[BEGIN EXERCISE INPUTS]

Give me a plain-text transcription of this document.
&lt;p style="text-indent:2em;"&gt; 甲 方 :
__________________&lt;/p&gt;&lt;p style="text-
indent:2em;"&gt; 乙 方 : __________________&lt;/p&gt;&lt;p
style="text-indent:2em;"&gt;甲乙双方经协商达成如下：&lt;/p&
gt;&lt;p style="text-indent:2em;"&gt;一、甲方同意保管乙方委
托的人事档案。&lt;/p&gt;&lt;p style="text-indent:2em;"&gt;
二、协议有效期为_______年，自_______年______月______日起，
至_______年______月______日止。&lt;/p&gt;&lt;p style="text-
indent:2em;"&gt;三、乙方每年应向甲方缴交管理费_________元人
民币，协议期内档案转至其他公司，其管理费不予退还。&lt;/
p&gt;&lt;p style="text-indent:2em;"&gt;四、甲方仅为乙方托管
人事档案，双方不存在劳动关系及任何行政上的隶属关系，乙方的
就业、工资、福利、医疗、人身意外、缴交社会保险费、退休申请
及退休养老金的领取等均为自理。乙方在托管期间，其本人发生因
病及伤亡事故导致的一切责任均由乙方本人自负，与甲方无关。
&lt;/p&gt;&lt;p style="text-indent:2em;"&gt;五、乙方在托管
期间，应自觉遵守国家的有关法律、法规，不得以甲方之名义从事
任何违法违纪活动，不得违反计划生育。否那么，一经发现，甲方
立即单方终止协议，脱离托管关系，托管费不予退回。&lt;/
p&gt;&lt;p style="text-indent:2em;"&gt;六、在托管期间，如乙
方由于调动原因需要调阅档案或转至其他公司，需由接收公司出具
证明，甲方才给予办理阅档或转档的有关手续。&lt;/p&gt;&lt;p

[END EXERCISE INPUTS]

▸ **DIRECTIONS FOR THIS TASK**
Looking back at the lines above, state how many contain the word "style", and supply nothing besides the number.

▸ **FULL OUTPUT**
9